→ **WHAT IS NEEDED**:
Select the lines that hold the word "object" and copy each one.

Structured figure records
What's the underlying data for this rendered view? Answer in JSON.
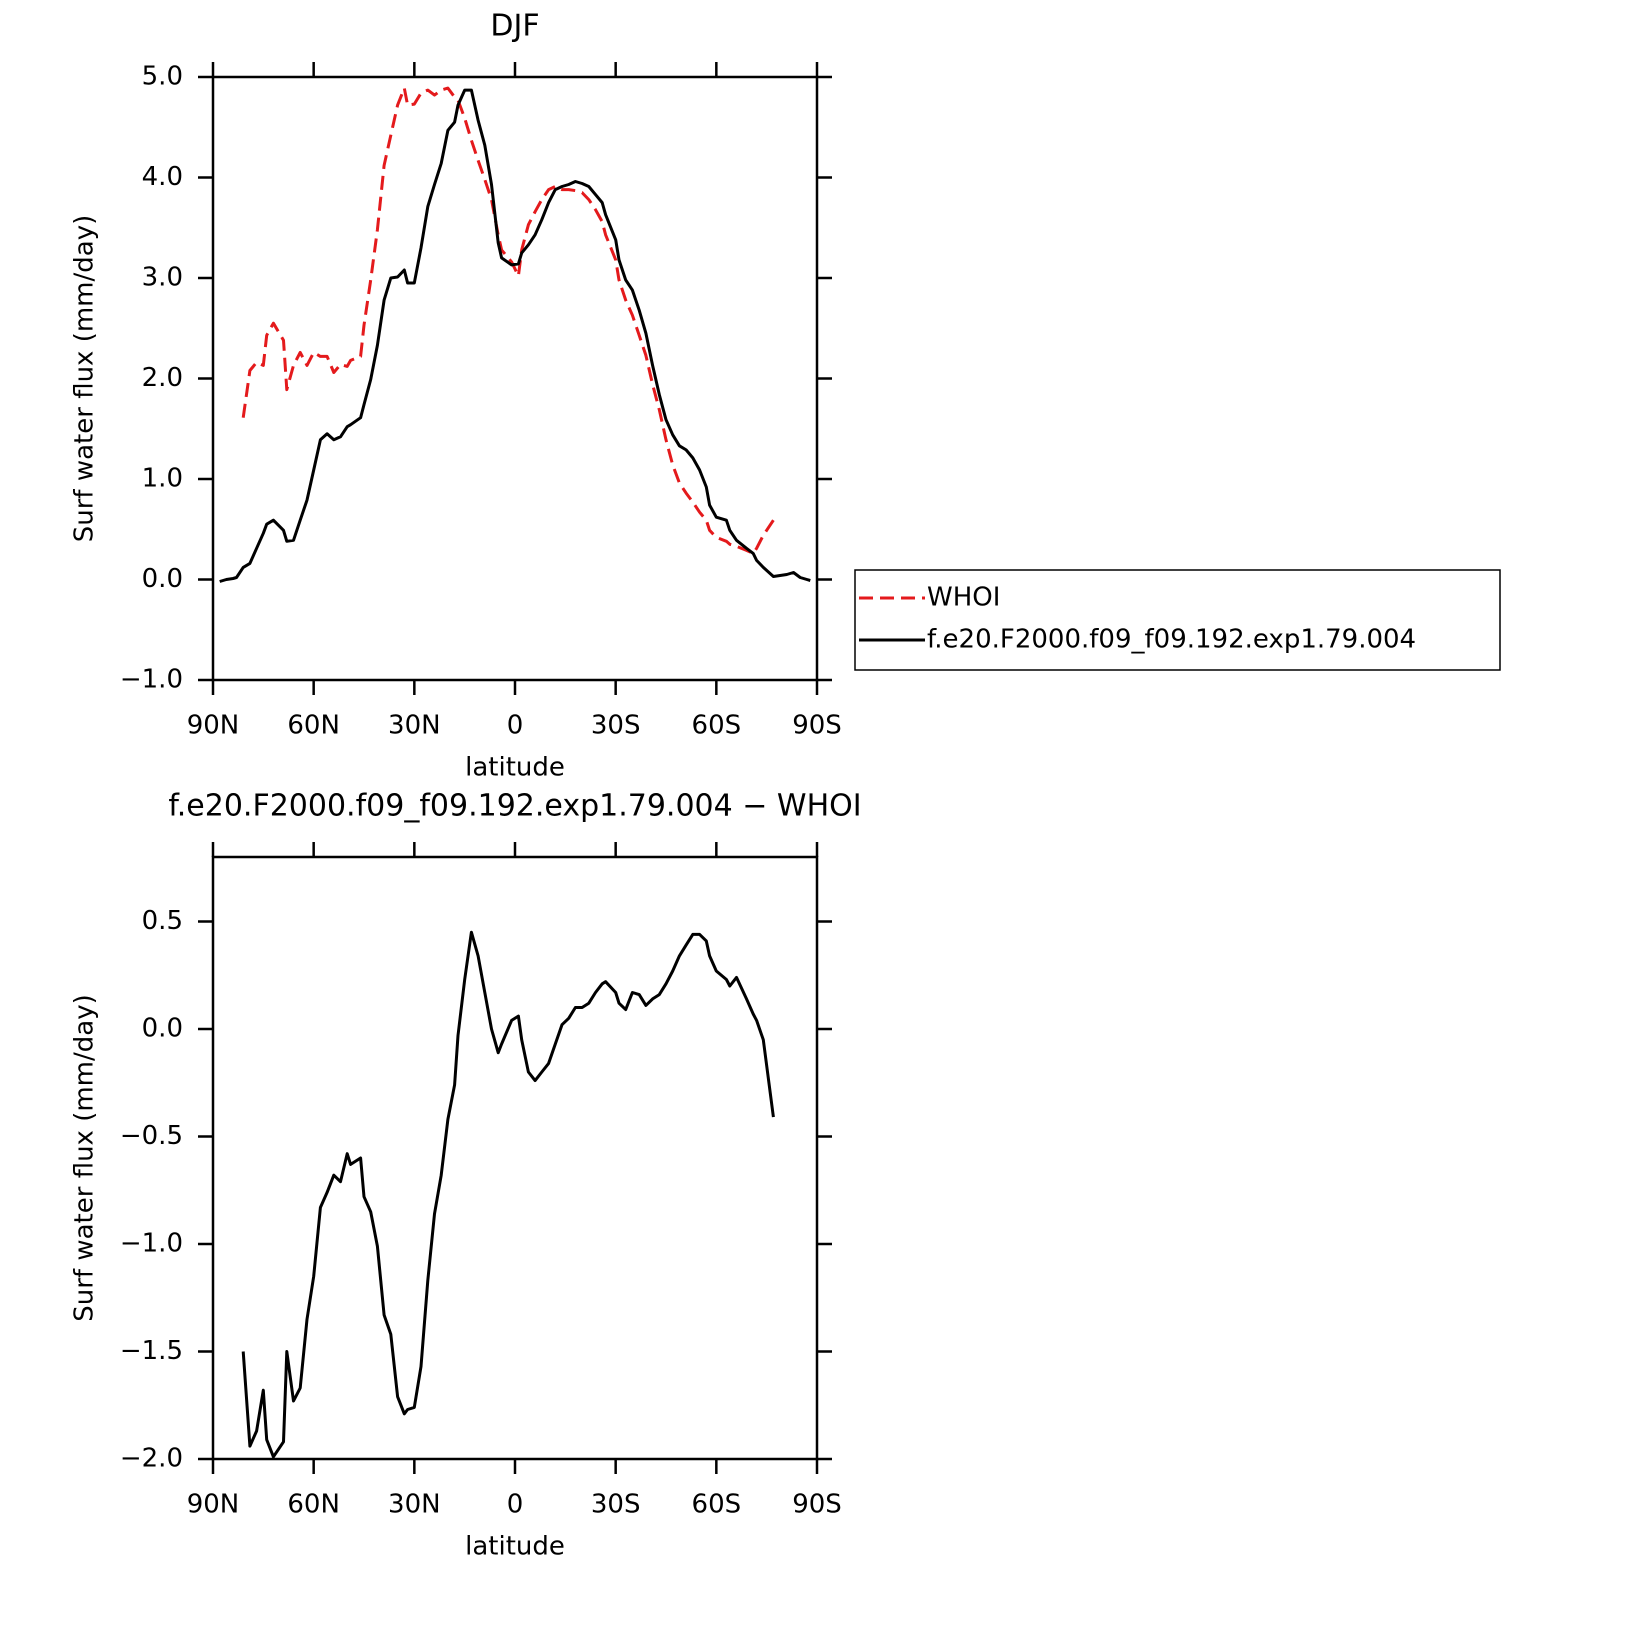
{
  "chart_data": [
    {
      "type": "line",
      "title": "DJF",
      "xlabel": "latitude",
      "ylabel": "Surf water flux (mm/day)",
      "xlim": [
        90,
        -90
      ],
      "ylim": [
        -1,
        5
      ],
      "xticks": [
        {
          "value": 90,
          "label": "90N"
        },
        {
          "value": 60,
          "label": "60N"
        },
        {
          "value": 30,
          "label": "30N"
        },
        0,
        {
          "value": -30,
          "label": "30S"
        },
        {
          "value": -60,
          "label": "60S"
        },
        {
          "value": -90,
          "label": "90S"
        }
      ],
      "yticks": [
        {
          "value": -1,
          "label": "−1.0"
        },
        {
          "value": 0,
          "label": "0.0"
        },
        {
          "value": 1,
          "label": "1.0"
        },
        {
          "value": 2,
          "label": "2.0"
        },
        {
          "value": 3,
          "label": "3.0"
        },
        {
          "value": 4,
          "label": "4.0"
        },
        {
          "value": 5,
          "label": "5.0"
        }
      ],
      "legend": "right",
      "series": [
        {
          "name": "WHOI",
          "color": "#e41a1c",
          "dash": true,
          "x": [
            81,
            79,
            77,
            75,
            74,
            72,
            69,
            68,
            66,
            64,
            62,
            60,
            58,
            56,
            54,
            52,
            50,
            49,
            46,
            45,
            43,
            41,
            39,
            37,
            35,
            33,
            32,
            30,
            28,
            26,
            24,
            22,
            20,
            18,
            17,
            15,
            13,
            11,
            9,
            7,
            5,
            4,
            1,
            -1,
            -2,
            -4,
            -6,
            -8,
            -10,
            -12,
            -14,
            -16,
            -18,
            -20,
            -22,
            -24,
            -26,
            -27,
            -30,
            -31,
            -33,
            -35,
            -37,
            -39,
            -41,
            -43,
            -45,
            -47,
            -49,
            -51,
            -53,
            -55,
            -57,
            -58,
            -60,
            -63,
            -64,
            -66,
            -69,
            -71,
            -72,
            -74,
            -77
          ],
          "values": [
            1.61,
            2.08,
            2.16,
            2.13,
            2.43,
            2.55,
            2.38,
            1.89,
            2.13,
            2.26,
            2.13,
            2.26,
            2.22,
            2.22,
            2.06,
            2.14,
            2.12,
            2.18,
            2.22,
            2.53,
            2.98,
            3.48,
            4.12,
            4.42,
            4.72,
            4.89,
            4.72,
            4.73,
            4.84,
            4.87,
            4.82,
            4.87,
            4.89,
            4.8,
            4.77,
            4.59,
            4.37,
            4.17,
            3.98,
            3.78,
            3.43,
            3.28,
            3.16,
            3.02,
            3.28,
            3.53,
            3.66,
            3.78,
            3.88,
            3.91,
            3.88,
            3.88,
            3.87,
            3.85,
            3.78,
            3.68,
            3.56,
            3.43,
            3.18,
            2.98,
            2.78,
            2.63,
            2.43,
            2.23,
            1.94,
            1.69,
            1.39,
            1.14,
            0.96,
            0.86,
            0.77,
            0.67,
            0.59,
            0.49,
            0.42,
            0.38,
            0.35,
            0.33,
            0.29,
            0.26,
            0.31,
            0.44,
            0.59
          ]
        },
        {
          "name": "f.e20.F2000.f09_f09.192.exp1.79.004",
          "color": "#000000",
          "dash": false,
          "x": [
            88,
            86,
            84,
            83,
            81,
            79,
            77,
            75,
            74,
            72,
            69,
            68,
            66,
            64,
            62,
            60,
            58,
            56,
            54,
            52,
            50,
            49,
            46,
            45,
            43,
            41,
            39,
            37,
            35,
            33,
            32,
            30,
            28,
            26,
            24,
            22,
            20,
            18,
            17,
            15,
            13,
            11,
            9,
            7,
            5,
            4,
            1,
            -1,
            -2,
            -4,
            -6,
            -8,
            -10,
            -12,
            -14,
            -16,
            -18,
            -20,
            -22,
            -24,
            -26,
            -27,
            -30,
            -31,
            -33,
            -35,
            -37,
            -39,
            -41,
            -43,
            -45,
            -47,
            -49,
            -51,
            -53,
            -55,
            -57,
            -58,
            -60,
            -63,
            -64,
            -66,
            -69,
            -71,
            -72,
            -74,
            -77,
            -79,
            -81,
            -83,
            -85,
            -87,
            -88
          ],
          "values": [
            -0.02,
            0.0,
            0.01,
            0.02,
            0.12,
            0.16,
            0.31,
            0.46,
            0.55,
            0.59,
            0.49,
            0.38,
            0.39,
            0.59,
            0.79,
            1.09,
            1.39,
            1.45,
            1.39,
            1.42,
            1.52,
            1.54,
            1.61,
            1.74,
            1.99,
            2.33,
            2.78,
            3.0,
            3.01,
            3.08,
            2.95,
            2.95,
            3.3,
            3.71,
            3.93,
            4.14,
            4.47,
            4.55,
            4.72,
            4.87,
            4.87,
            4.57,
            4.32,
            3.93,
            3.35,
            3.2,
            3.13,
            3.14,
            3.25,
            3.33,
            3.43,
            3.58,
            3.75,
            3.88,
            3.91,
            3.93,
            3.96,
            3.94,
            3.91,
            3.83,
            3.75,
            3.63,
            3.38,
            3.18,
            2.98,
            2.88,
            2.68,
            2.45,
            2.13,
            1.84,
            1.59,
            1.44,
            1.33,
            1.29,
            1.21,
            1.09,
            0.92,
            0.74,
            0.62,
            0.59,
            0.49,
            0.39,
            0.31,
            0.26,
            0.19,
            0.12,
            0.03,
            0.04,
            0.05,
            0.07,
            0.02,
            0.0,
            -0.01
          ]
        }
      ]
    },
    {
      "type": "line",
      "title": "f.e20.F2000.f09_f09.192.exp1.79.004 − WHOI",
      "xlabel": "latitude",
      "ylabel": "Surf water flux (mm/day)",
      "xlim": [
        90,
        -90
      ],
      "ylim": [
        -2,
        0.8
      ],
      "xticks": [
        {
          "value": 90,
          "label": "90N"
        },
        {
          "value": 60,
          "label": "60N"
        },
        {
          "value": 30,
          "label": "30N"
        },
        0,
        {
          "value": -30,
          "label": "30S"
        },
        {
          "value": -60,
          "label": "60S"
        },
        {
          "value": -90,
          "label": "90S"
        }
      ],
      "yticks": [
        {
          "value": -2,
          "label": "−2.0"
        },
        {
          "value": -1.5,
          "label": "−1.5"
        },
        {
          "value": -1,
          "label": "−1.0"
        },
        {
          "value": -0.5,
          "label": "−0.5"
        },
        {
          "value": 0,
          "label": "0.0"
        },
        {
          "value": 0.5,
          "label": "0.5"
        }
      ],
      "series": [
        {
          "color": "#000000",
          "dash": false,
          "x": [
            81,
            79,
            77,
            75,
            74,
            72,
            69,
            68,
            66,
            64,
            62,
            60,
            58,
            56,
            54,
            52,
            50,
            49,
            46,
            45,
            43,
            41,
            39,
            37,
            35,
            33,
            32,
            30,
            28,
            26,
            24,
            22,
            20,
            18,
            17,
            15,
            13,
            11,
            9,
            7,
            5,
            4,
            1,
            -1,
            -2,
            -4,
            -6,
            -8,
            -10,
            -12,
            -14,
            -16,
            -18,
            -20,
            -22,
            -24,
            -26,
            -27,
            -30,
            -31,
            -33,
            -35,
            -37,
            -39,
            -41,
            -43,
            -45,
            -47,
            -49,
            -51,
            -53,
            -55,
            -57,
            -58,
            -60,
            -63,
            -64,
            -66,
            -69,
            -71,
            -72,
            -74,
            -77
          ],
          "values": [
            -1.5,
            -1.94,
            -1.87,
            -1.68,
            -1.91,
            -1.99,
            -1.92,
            -1.5,
            -1.73,
            -1.67,
            -1.35,
            -1.15,
            -0.83,
            -0.76,
            -0.68,
            -0.71,
            -0.58,
            -0.63,
            -0.6,
            -0.78,
            -0.85,
            -1.01,
            -1.33,
            -1.42,
            -1.71,
            -1.79,
            -1.77,
            -1.76,
            -1.57,
            -1.17,
            -0.86,
            -0.68,
            -0.42,
            -0.26,
            -0.03,
            0.23,
            0.45,
            0.34,
            0.17,
            0.0,
            -0.11,
            -0.07,
            0.04,
            0.06,
            -0.05,
            -0.2,
            -0.24,
            -0.2,
            -0.16,
            -0.07,
            0.02,
            0.05,
            0.1,
            0.1,
            0.12,
            0.17,
            0.21,
            0.22,
            0.17,
            0.12,
            0.09,
            0.17,
            0.16,
            0.11,
            0.14,
            0.16,
            0.21,
            0.27,
            0.34,
            0.39,
            0.44,
            0.44,
            0.41,
            0.34,
            0.27,
            0.23,
            0.2,
            0.24,
            0.14,
            0.07,
            0.04,
            -0.05,
            -0.41
          ]
        }
      ]
    }
  ]
}
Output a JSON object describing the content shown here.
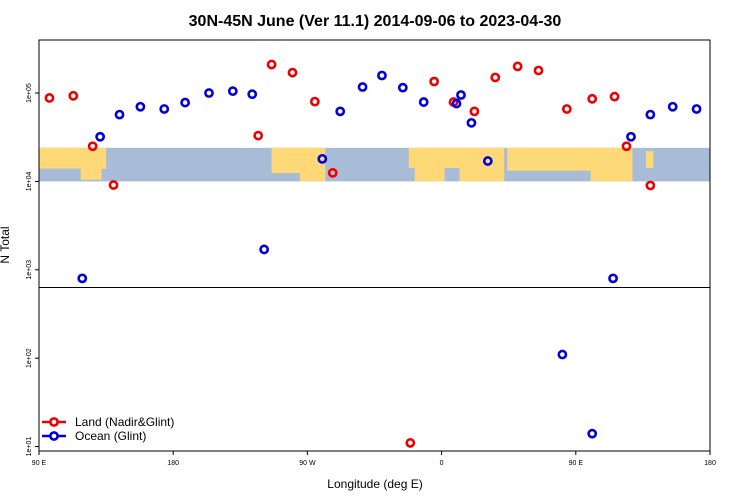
{
  "colors": {
    "land": "#ee0000",
    "ocean": "#0000dd",
    "map_land": "#ffd978",
    "map_ocean": "#a8bcd8",
    "frame": "#000000"
  },
  "chart_data": {
    "type": "scatter",
    "title": "30N-45N June (Ver 11.1)   2014-09-06 to 2023-04-30",
    "xlabel": "Longitude (deg E)",
    "ylabel": "N Total",
    "x_ticks": [
      {
        "value": 90,
        "label": "90 E"
      },
      {
        "value": 180,
        "label": "180"
      },
      {
        "value": 270,
        "label": "90 W"
      },
      {
        "value": 360,
        "label": "0"
      },
      {
        "value": 450,
        "label": "90 E"
      },
      {
        "value": 540,
        "label": "180"
      }
    ],
    "y_ticks": [
      {
        "value": 10,
        "label": "1e+01"
      },
      {
        "value": 100,
        "label": "1e+02"
      },
      {
        "value": 1000,
        "label": "1e+03"
      },
      {
        "value": 10000,
        "label": "1e+04"
      },
      {
        "value": 100000,
        "label": "1e+05"
      }
    ],
    "xlim": [
      90,
      540
    ],
    "ylim_log10": [
      0.95,
      5.6
    ],
    "log_scale_y": true,
    "upper_panel_min_log10": 2.8,
    "map_band_log10": [
      4.0,
      4.38
    ],
    "legend_position": "bottom-left",
    "series": [
      {
        "name": "Land (Nadir&Glint)",
        "color": "#ee0000",
        "points": [
          {
            "x": 97,
            "y": 88000
          },
          {
            "x": 113,
            "y": 93000
          },
          {
            "x": 126,
            "y": 25000
          },
          {
            "x": 140,
            "y": 9100
          },
          {
            "x": 237,
            "y": 33000
          },
          {
            "x": 246,
            "y": 210000
          },
          {
            "x": 260,
            "y": 170000
          },
          {
            "x": 275,
            "y": 80000
          },
          {
            "x": 287,
            "y": 12500
          },
          {
            "x": 355,
            "y": 135000
          },
          {
            "x": 368,
            "y": 79000
          },
          {
            "x": 382,
            "y": 62000
          },
          {
            "x": 396,
            "y": 150000
          },
          {
            "x": 411,
            "y": 200000
          },
          {
            "x": 425,
            "y": 180000
          },
          {
            "x": 444,
            "y": 66000
          },
          {
            "x": 461,
            "y": 86000
          },
          {
            "x": 476,
            "y": 91000
          },
          {
            "x": 484,
            "y": 25000
          },
          {
            "x": 500,
            "y": 9000
          },
          {
            "x": 339,
            "y": 11
          }
        ]
      },
      {
        "name": "Ocean (Glint)",
        "color": "#0000dd",
        "points": [
          {
            "x": 119,
            "y": 800
          },
          {
            "x": 131,
            "y": 32000
          },
          {
            "x": 144,
            "y": 57000
          },
          {
            "x": 158,
            "y": 70000
          },
          {
            "x": 174,
            "y": 66000
          },
          {
            "x": 188,
            "y": 78000
          },
          {
            "x": 204,
            "y": 100000
          },
          {
            "x": 220,
            "y": 105000
          },
          {
            "x": 233,
            "y": 97000
          },
          {
            "x": 241,
            "y": 1700
          },
          {
            "x": 280,
            "y": 18000
          },
          {
            "x": 292,
            "y": 62000
          },
          {
            "x": 307,
            "y": 117000
          },
          {
            "x": 320,
            "y": 158000
          },
          {
            "x": 334,
            "y": 115000
          },
          {
            "x": 348,
            "y": 79000
          },
          {
            "x": 370,
            "y": 76000
          },
          {
            "x": 373,
            "y": 95000
          },
          {
            "x": 380,
            "y": 46000
          },
          {
            "x": 391,
            "y": 17000
          },
          {
            "x": 441,
            "y": 110
          },
          {
            "x": 461,
            "y": 14
          },
          {
            "x": 475,
            "y": 800
          },
          {
            "x": 487,
            "y": 32000
          },
          {
            "x": 500,
            "y": 57000
          },
          {
            "x": 515,
            "y": 70000
          },
          {
            "x": 531,
            "y": 66000
          }
        ]
      }
    ]
  }
}
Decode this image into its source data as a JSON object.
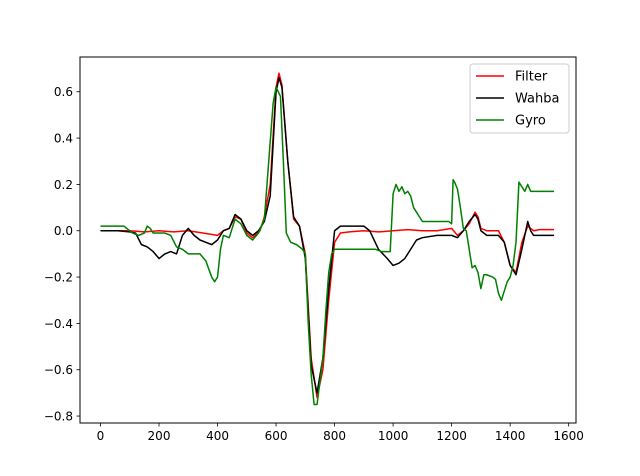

→ **FINAL RESULT**:
Output a JSON object describing the content shown here.
Decode this image into its source data as a JSON object.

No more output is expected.